- [What is needed]: Every line of the material is to be quoted verbatim, minus the pictures.

[Data tied to figure images]
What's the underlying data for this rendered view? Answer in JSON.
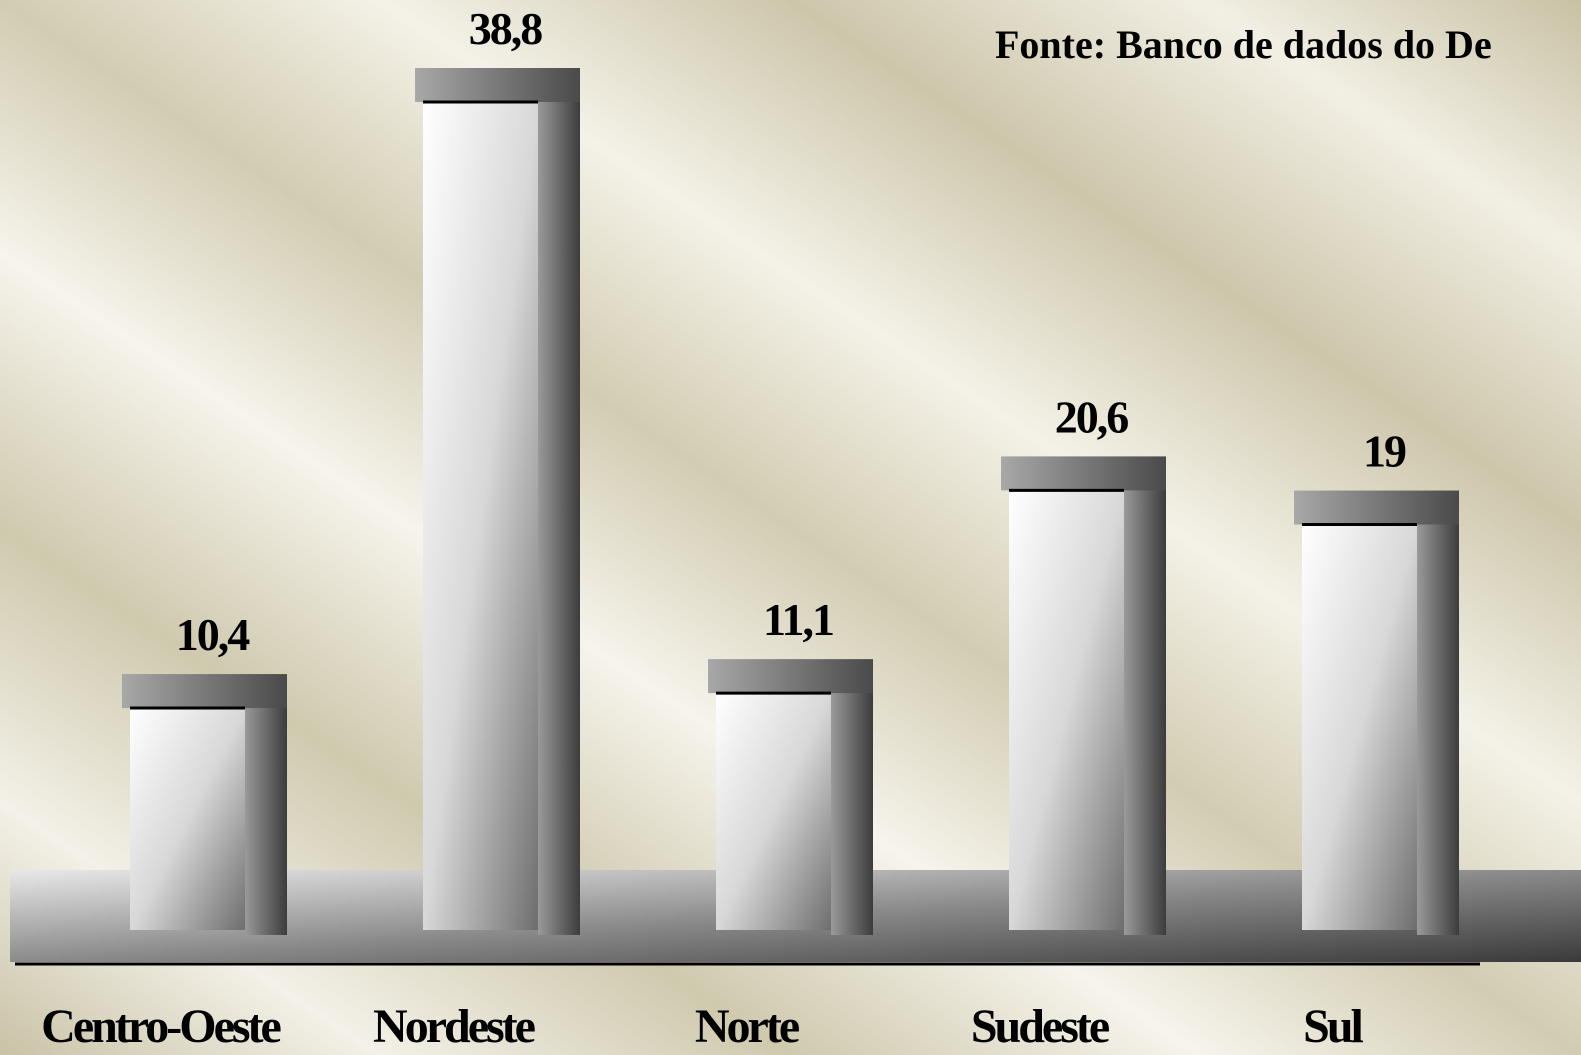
{
  "chart_data": {
    "type": "bar3d",
    "source": "Fonte: Banco de dados do De",
    "categories": [
      "Centro-Oeste",
      "Nordeste",
      "Norte",
      "Sudeste",
      "Sul"
    ],
    "values": [
      10.4,
      38.8,
      11.1,
      20.6,
      19
    ],
    "value_labels": [
      "10,4",
      "38,8",
      "11,1",
      "20,6",
      "19"
    ]
  }
}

- [Solution to the exercise]:
What's the underlying data for this rendered view? Answer in JSON.
{
  "chart_data": {
    "type": "bar3d",
    "source": "Fonte: Banco de dados do De",
    "categories": [
      "Centro-Oeste",
      "Nordeste",
      "Norte",
      "Sudeste",
      "Sul"
    ],
    "values": [
      10.4,
      38.8,
      11.1,
      20.6,
      19
    ],
    "value_labels": [
      "10,4",
      "38,8",
      "11,1",
      "20,6",
      "19"
    ]
  }
}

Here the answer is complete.